[BEGIN RECORDS SUPPLIED]

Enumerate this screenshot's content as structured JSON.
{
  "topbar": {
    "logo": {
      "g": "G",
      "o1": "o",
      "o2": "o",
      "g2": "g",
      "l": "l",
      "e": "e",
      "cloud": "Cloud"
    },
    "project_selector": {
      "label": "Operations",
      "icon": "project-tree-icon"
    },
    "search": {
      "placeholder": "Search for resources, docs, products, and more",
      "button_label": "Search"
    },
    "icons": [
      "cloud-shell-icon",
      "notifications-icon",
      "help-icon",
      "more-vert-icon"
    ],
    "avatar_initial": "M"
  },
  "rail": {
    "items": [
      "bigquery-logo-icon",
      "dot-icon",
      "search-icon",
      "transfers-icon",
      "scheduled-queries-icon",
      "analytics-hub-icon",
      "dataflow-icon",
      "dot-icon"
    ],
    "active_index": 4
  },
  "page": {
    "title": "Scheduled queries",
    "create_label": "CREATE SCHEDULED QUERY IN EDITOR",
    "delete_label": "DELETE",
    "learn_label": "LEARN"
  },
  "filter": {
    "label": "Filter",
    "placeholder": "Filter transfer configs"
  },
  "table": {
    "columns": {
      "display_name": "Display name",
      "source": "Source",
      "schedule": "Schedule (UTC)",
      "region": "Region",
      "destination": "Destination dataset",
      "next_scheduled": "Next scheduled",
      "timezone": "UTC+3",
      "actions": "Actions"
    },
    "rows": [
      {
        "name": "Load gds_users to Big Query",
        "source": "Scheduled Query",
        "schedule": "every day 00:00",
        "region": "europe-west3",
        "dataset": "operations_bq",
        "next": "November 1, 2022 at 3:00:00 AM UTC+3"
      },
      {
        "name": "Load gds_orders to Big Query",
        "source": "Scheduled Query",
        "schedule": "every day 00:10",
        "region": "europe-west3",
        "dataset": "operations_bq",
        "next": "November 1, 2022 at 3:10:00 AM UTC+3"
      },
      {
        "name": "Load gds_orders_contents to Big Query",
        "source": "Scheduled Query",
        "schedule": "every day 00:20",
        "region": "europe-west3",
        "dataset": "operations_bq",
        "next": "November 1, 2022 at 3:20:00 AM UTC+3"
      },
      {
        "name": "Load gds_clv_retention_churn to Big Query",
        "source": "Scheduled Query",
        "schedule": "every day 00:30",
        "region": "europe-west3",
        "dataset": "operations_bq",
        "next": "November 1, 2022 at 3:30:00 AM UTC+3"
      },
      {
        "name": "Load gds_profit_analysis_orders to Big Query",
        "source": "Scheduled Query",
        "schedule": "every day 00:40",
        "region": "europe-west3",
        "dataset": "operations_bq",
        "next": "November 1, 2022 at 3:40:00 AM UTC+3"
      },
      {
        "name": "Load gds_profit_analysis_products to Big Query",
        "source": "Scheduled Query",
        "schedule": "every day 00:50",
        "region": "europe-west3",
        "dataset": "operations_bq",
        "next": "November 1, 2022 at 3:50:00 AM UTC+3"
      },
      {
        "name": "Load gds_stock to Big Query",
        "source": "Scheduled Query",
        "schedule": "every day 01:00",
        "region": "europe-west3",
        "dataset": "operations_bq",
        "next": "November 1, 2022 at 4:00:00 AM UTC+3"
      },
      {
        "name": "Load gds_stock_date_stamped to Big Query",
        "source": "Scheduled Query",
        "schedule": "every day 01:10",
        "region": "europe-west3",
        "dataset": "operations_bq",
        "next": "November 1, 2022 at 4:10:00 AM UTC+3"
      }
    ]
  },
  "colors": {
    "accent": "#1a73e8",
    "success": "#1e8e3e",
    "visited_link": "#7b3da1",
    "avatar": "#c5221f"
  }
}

[END RECORDS SUPPLIED]

[WHAT THIS TASK INVOLVES]
Look through the entries above; copy each line where the string "placeholder" appears.

[EXERCISE ANSWER]
      "placeholder": "Search for resources, docs, products, and more",
    "placeholder": "Filter transfer configs"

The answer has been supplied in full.